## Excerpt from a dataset
———

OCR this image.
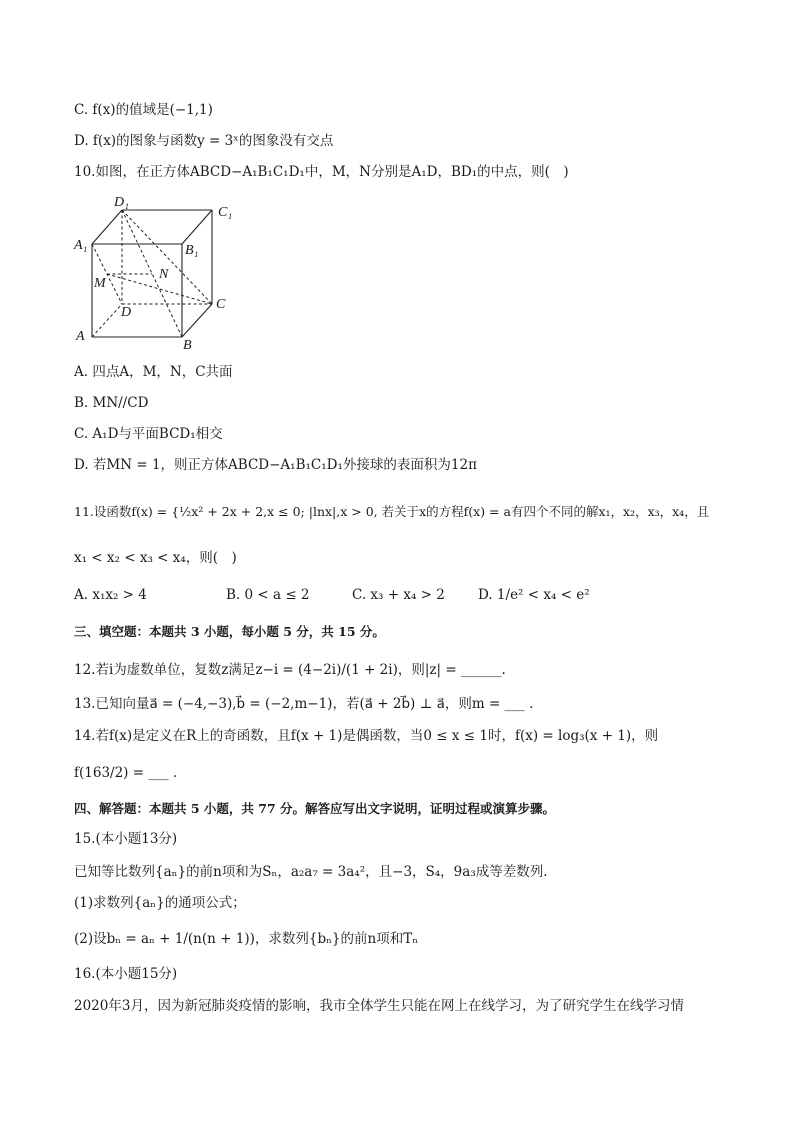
C. f(x)的值域是(−1,1)
D. f(x)的图象与函数y = 3ˣ的图象没有交点
10.如图，在正方体ABCD−A₁B₁C₁D₁中，M，N分别是A₁D，BD₁的中点，则(　)
D₁
C₁
A₁	B₁
N
M
D
C
A
B
A. 四点A，M，N，C共面
B. MN//CD
C. A₁D与平面BCD₁相交
D. 若MN = 1，则正方体ABCD−A₁B₁C₁D₁外接球的表面积为12π
11.设函数f(x) = {½x² + 2x + 2,x ≤ 0; |lnx|,x > 0, 若关于x的方程f(x) = a有四个不同的解x₁，x₂，x₃，x₄，且
x₁ < x₂ < x₃ < x₄，则(　)
A. x₁x₂ > 4	B. 0 < a ≤ 2	C. x₃ + x₄ > 2 D. 1/e² < x₄ < e²
三、填空题：本题共 3 小题，每小题 5 分，共 15 分。
12.若i为虚数单位，复数z满足z−i = (4−2i)/(1 + 2i)，则|z| = ______.
13.已知向量a⃗ = (−4,−3),b⃗ = (−2,m−1)，若(a⃗ + 2b⃗) ⊥ a⃗，则m = ___ .
14.若f(x)是定义在R上的奇函数，且f(x + 1)是偶函数，当0 ≤ x ≤ 1时，f(x) = log₃(x + 1)，则
f(163/2) = ___ .
四、解答题：本题共 5 小题，共 77 分。解答应写出文字说明，证明过程或演算步骤。
15.(本小题13分)
已知等比数列{aₙ}的前n项和为Sₙ，a₂a₇ = 3a₄²，且−3，S₄，9a₃成等差数列.
(1)求数列{aₙ}的通项公式；
(2)设bₙ = aₙ + 1/(n(n + 1))，求数列{bₙ}的前n项和Tₙ
16.(本小题15分)
2020年3月，因为新冠肺炎疫情的影响，我市全体学生只能在网上在线学习，为了研究学生在线学习情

———

## What is needed
Write out every record above exactly as it stands, but leave out the pictures.

## Solution
OCR this image.
C. f(x)的值域是(−1,1)
D. f(x)的图象与函数y = 3ˣ的图象没有交点
10.如图，在正方体ABCD−A₁B₁C₁D₁中，M，N分别是A₁D，BD₁的中点，则(　)
D₁
C₁
A₁	B₁
N
M
D
C
A
B
A. 四点A，M，N，C共面
B. MN//CD
C. A₁D与平面BCD₁相交
D. 若MN = 1，则正方体ABCD−A₁B₁C₁D₁外接球的表面积为12π
11.设函数f(x) = {½x² + 2x + 2,x ≤ 0; |lnx|,x > 0, 若关于x的方程f(x) = a有四个不同的解x₁，x₂，x₃，x₄，且
x₁ < x₂ < x₃ < x₄，则(　)
A. x₁x₂ > 4	B. 0 < a ≤ 2	C. x₃ + x₄ > 2 D. 1/e² < x₄ < e²
三、填空题：本题共 3 小题，每小题 5 分，共 15 分。
12.若i为虚数单位，复数z满足z−i = (4−2i)/(1 + 2i)，则|z| = ______.
13.已知向量a⃗ = (−4,−3),b⃗ = (−2,m−1)，若(a⃗ + 2b⃗) ⊥ a⃗，则m = ___ .
14.若f(x)是定义在R上的奇函数，且f(x + 1)是偶函数，当0 ≤ x ≤ 1时，f(x) = log₃(x + 1)，则
f(163/2) = ___ .
四、解答题：本题共 5 小题，共 77 分。解答应写出文字说明，证明过程或演算步骤。
15.(本小题13分)
已知等比数列{aₙ}的前n项和为Sₙ，a₂a₇ = 3a₄²，且−3，S₄，9a₃成等差数列.
(1)求数列{aₙ}的通项公式；
(2)设bₙ = aₙ + 1/(n(n + 1))，求数列{bₙ}的前n项和Tₙ
16.(本小题15分)
2020年3月，因为新冠肺炎疫情的影响，我市全体学生只能在网上在线学习，为了研究学生在线学习情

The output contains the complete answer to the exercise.